START Entries
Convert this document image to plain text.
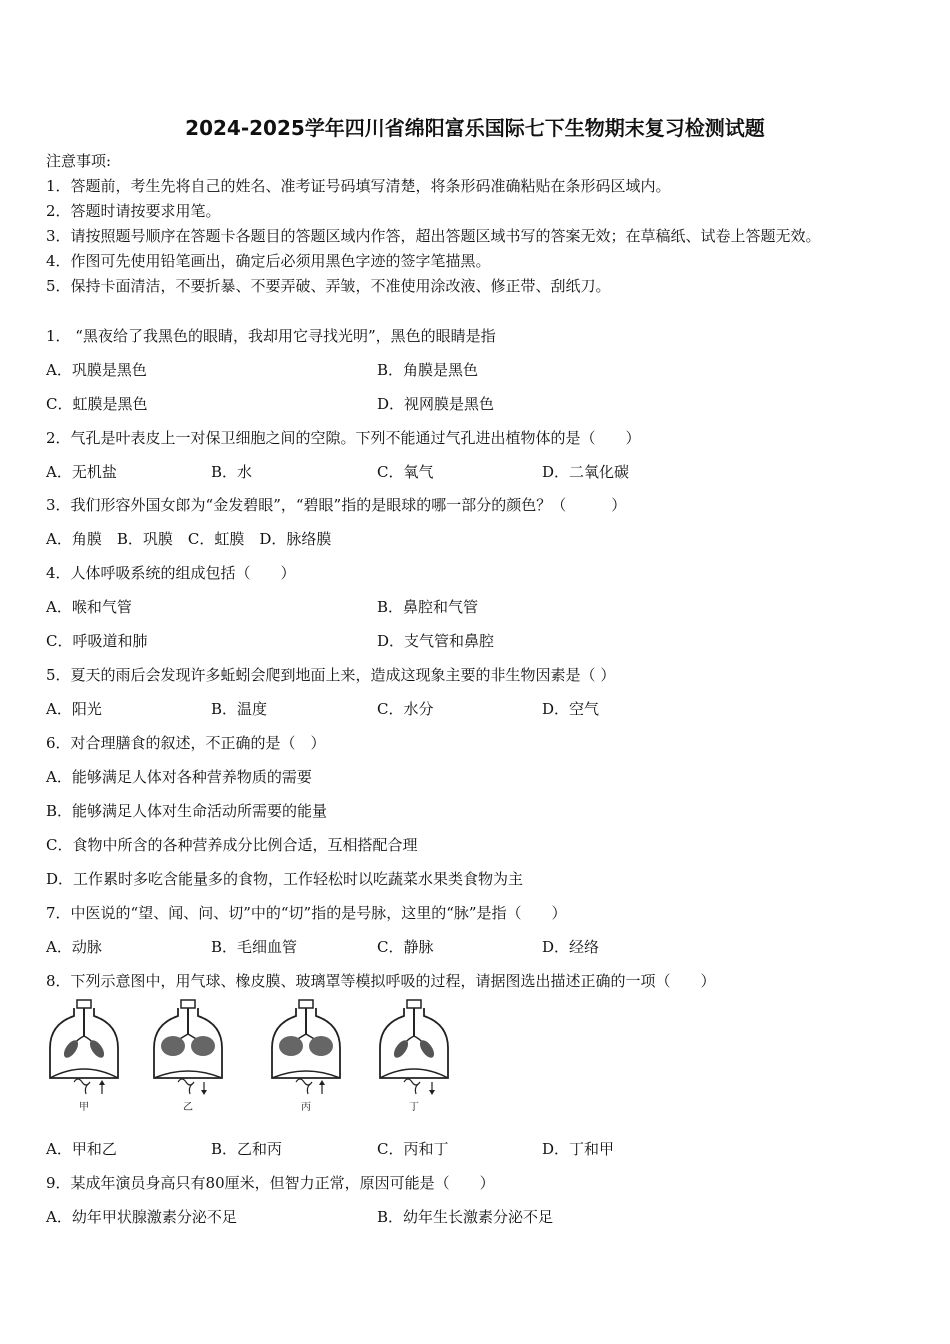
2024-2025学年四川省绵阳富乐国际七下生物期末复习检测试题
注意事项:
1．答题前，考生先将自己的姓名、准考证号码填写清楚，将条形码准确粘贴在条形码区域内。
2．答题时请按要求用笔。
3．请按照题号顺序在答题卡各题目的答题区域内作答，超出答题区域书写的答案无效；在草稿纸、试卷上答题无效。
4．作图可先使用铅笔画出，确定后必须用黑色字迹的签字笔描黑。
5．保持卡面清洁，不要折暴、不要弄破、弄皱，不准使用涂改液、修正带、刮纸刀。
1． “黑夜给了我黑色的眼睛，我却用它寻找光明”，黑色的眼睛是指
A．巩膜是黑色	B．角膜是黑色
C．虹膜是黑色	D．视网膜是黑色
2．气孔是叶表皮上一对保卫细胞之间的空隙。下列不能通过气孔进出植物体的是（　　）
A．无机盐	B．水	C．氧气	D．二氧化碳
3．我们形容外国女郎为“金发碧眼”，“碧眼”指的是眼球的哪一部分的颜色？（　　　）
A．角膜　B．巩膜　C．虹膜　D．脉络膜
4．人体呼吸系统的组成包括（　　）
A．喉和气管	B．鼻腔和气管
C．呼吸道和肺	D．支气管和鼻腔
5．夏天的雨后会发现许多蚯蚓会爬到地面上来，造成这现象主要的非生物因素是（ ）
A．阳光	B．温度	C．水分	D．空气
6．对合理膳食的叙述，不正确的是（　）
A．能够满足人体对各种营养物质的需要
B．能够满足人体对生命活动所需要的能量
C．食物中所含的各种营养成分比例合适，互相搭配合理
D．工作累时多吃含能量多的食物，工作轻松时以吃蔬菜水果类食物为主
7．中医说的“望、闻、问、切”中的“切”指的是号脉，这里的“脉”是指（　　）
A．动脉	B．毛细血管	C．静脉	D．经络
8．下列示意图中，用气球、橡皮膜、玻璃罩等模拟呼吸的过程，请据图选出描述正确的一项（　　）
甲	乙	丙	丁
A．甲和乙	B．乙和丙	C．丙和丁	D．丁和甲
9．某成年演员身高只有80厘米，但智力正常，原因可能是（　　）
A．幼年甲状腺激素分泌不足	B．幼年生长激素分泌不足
END Entries
The pictures should not be reproduced; quote all of the other material exactly.

Convert this document image to plain text.
2024-2025学年四川省绵阳富乐国际七下生物期末复习检测试题
注意事项:
1．答题前，考生先将自己的姓名、准考证号码填写清楚，将条形码准确粘贴在条形码区域内。
2．答题时请按要求用笔。
3．请按照题号顺序在答题卡各题目的答题区域内作答，超出答题区域书写的答案无效；在草稿纸、试卷上答题无效。
4．作图可先使用铅笔画出，确定后必须用黑色字迹的签字笔描黑。
5．保持卡面清洁，不要折暴、不要弄破、弄皱，不准使用涂改液、修正带、刮纸刀。
1． “黑夜给了我黑色的眼睛，我却用它寻找光明”，黑色的眼睛是指
A．巩膜是黑色	B．角膜是黑色
C．虹膜是黑色	D．视网膜是黑色
2．气孔是叶表皮上一对保卫细胞之间的空隙。下列不能通过气孔进出植物体的是（　　）
A．无机盐	B．水	C．氧气	D．二氧化碳
3．我们形容外国女郎为“金发碧眼”，“碧眼”指的是眼球的哪一部分的颜色？（　　　）
A．角膜　B．巩膜　C．虹膜　D．脉络膜
4．人体呼吸系统的组成包括（　　）
A．喉和气管	B．鼻腔和气管
C．呼吸道和肺	D．支气管和鼻腔
5．夏天的雨后会发现许多蚯蚓会爬到地面上来，造成这现象主要的非生物因素是（ ）
A．阳光	B．温度	C．水分	D．空气
6．对合理膳食的叙述，不正确的是（　）
A．能够满足人体对各种营养物质的需要
B．能够满足人体对生命活动所需要的能量
C．食物中所含的各种营养成分比例合适，互相搭配合理
D．工作累时多吃含能量多的食物，工作轻松时以吃蔬菜水果类食物为主
7．中医说的“望、闻、问、切”中的“切”指的是号脉，这里的“脉”是指（　　）
A．动脉	B．毛细血管	C．静脉	D．经络
8．下列示意图中，用气球、橡皮膜、玻璃罩等模拟呼吸的过程，请据图选出描述正确的一项（　　）
甲	乙	丙	丁
A．甲和乙	B．乙和丙	C．丙和丁	D．丁和甲
9．某成年演员身高只有80厘米，但智力正常，原因可能是（　　）
A．幼年甲状腺激素分泌不足	B．幼年生长激素分泌不足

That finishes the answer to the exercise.